-------- Provided records --------
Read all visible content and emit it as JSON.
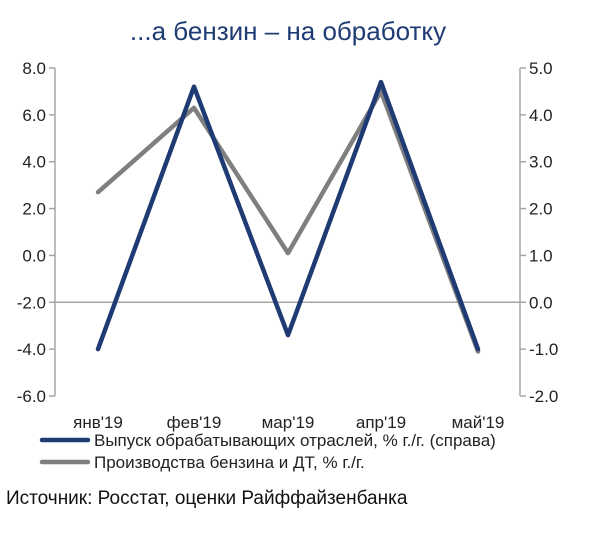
{
  "chart_data": {
    "type": "line",
    "title": "...а бензин – на обработку",
    "categories": [
      "янв'19",
      "фев'19",
      "мар'19",
      "апр'19",
      "май'19"
    ],
    "left_axis": {
      "ylim": [
        -6.0,
        8.0
      ],
      "ticks": [
        "8.0",
        "6.0",
        "4.0",
        "2.0",
        "0.0",
        "-2.0",
        "-4.0",
        "-6.0"
      ]
    },
    "right_axis": {
      "ylim": [
        -2.0,
        5.0
      ],
      "ticks": [
        "5.0",
        "4.0",
        "3.0",
        "2.0",
        "1.0",
        "0.0",
        "-1.0",
        "-2.0"
      ]
    },
    "series": [
      {
        "name": "Выпуск обрабатывающих отраслей, % г./г. (справа)",
        "axis": "right",
        "color": "#1f3b73",
        "values": [
          -1.0,
          4.6,
          -0.7,
          4.7,
          -1.0
        ]
      },
      {
        "name": "Производства бензина и ДТ, % г./г.",
        "axis": "left",
        "color": "#7f7f7f",
        "values": [
          2.7,
          6.3,
          0.1,
          7.0,
          -4.1
        ]
      }
    ],
    "grid": false,
    "legend": "bottom-left"
  },
  "source_text": "Источник: Росстат, оценки Райффайзенбанка"
}
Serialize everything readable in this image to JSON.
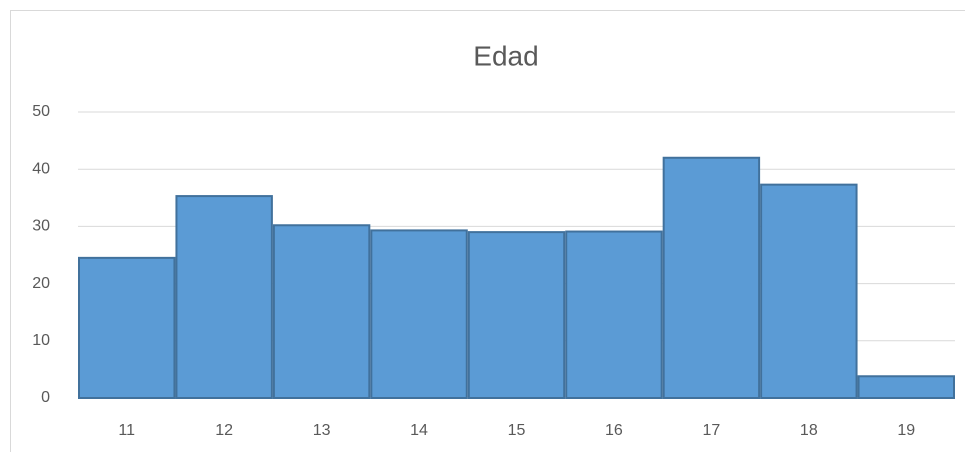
{
  "chart_data": {
    "type": "bar",
    "title": "Edad",
    "categories": [
      "11",
      "12",
      "13",
      "14",
      "15",
      "16",
      "17",
      "18",
      "19"
    ],
    "values": [
      24.5,
      35.3,
      30.2,
      29.3,
      29,
      29.1,
      42,
      37.3,
      3.8
    ],
    "color": "#5b9bd5",
    "ylim": [
      0,
      50
    ],
    "yticks": [
      0,
      10,
      20,
      30,
      40,
      50
    ],
    "grid": true
  }
}
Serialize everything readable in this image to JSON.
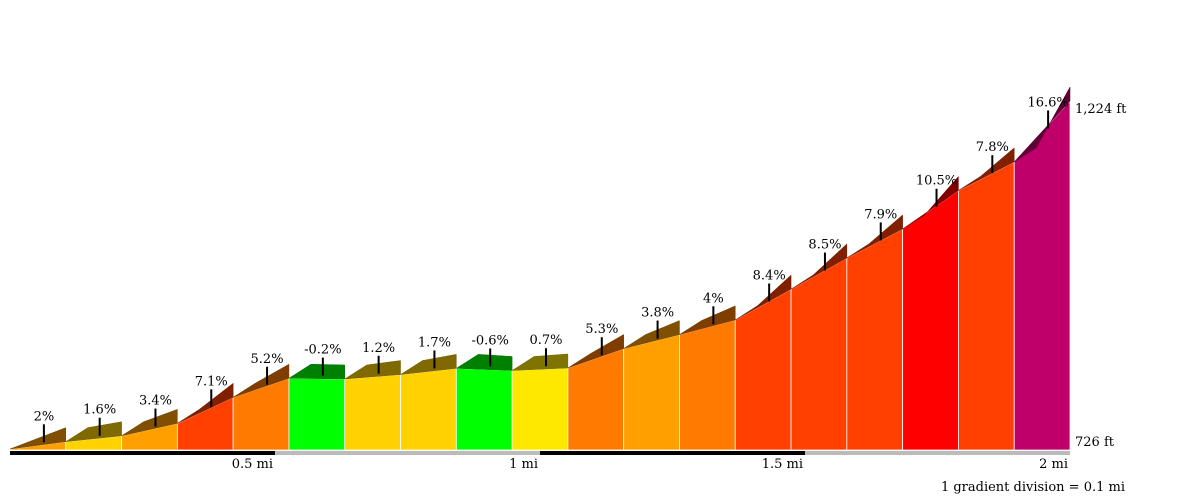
--------
--- Given problem ---
Quote the records above in full, dropping each picture.

--- Result ---
Read all visible content and emit it as JSON.
{
  "chart_data": {
    "type": "line",
    "title": "...а бензин – на обработку",
    "categories": [
      "янв'19",
      "фев'19",
      "мар'19",
      "апр'19",
      "май'19"
    ],
    "left_axis": {
      "ylim": [
        -6.0,
        8.0
      ],
      "ticks": [
        "8.0",
        "6.0",
        "4.0",
        "2.0",
        "0.0",
        "-2.0",
        "-4.0",
        "-6.0"
      ]
    },
    "right_axis": {
      "ylim": [
        -2.0,
        5.0
      ],
      "ticks": [
        "5.0",
        "4.0",
        "3.0",
        "2.0",
        "1.0",
        "0.0",
        "-1.0",
        "-2.0"
      ]
    },
    "series": [
      {
        "name": "Выпуск обрабатывающих отраслей, % г./г. (справа)",
        "axis": "right",
        "color": "#1f3b73",
        "values": [
          -1.0,
          4.6,
          -0.7,
          4.7,
          -1.0
        ]
      },
      {
        "name": "Производства бензина и ДТ, % г./г.",
        "axis": "left",
        "color": "#7f7f7f",
        "values": [
          2.7,
          6.3,
          0.1,
          7.0,
          -4.1
        ]
      }
    ],
    "grid": false,
    "legend": "bottom-left"
  },
  "source_text": "Источник: Росстат, оценки Райффайзенбанка"
}
Serialize everything readable in this image to JSON.
{
  "chart_data": {
    "type": "bar",
    "title": "Edad",
    "categories": [
      "11",
      "12",
      "13",
      "14",
      "15",
      "16",
      "17",
      "18",
      "19"
    ],
    "values": [
      24.5,
      35.3,
      30.2,
      29.3,
      29,
      29.1,
      42,
      37.3,
      3.8
    ],
    "color": "#5b9bd5",
    "ylim": [
      0,
      50
    ],
    "yticks": [
      0,
      10,
      20,
      30,
      40,
      50
    ],
    "grid": true
  }
}
Serialize everything readable in this image to JSON.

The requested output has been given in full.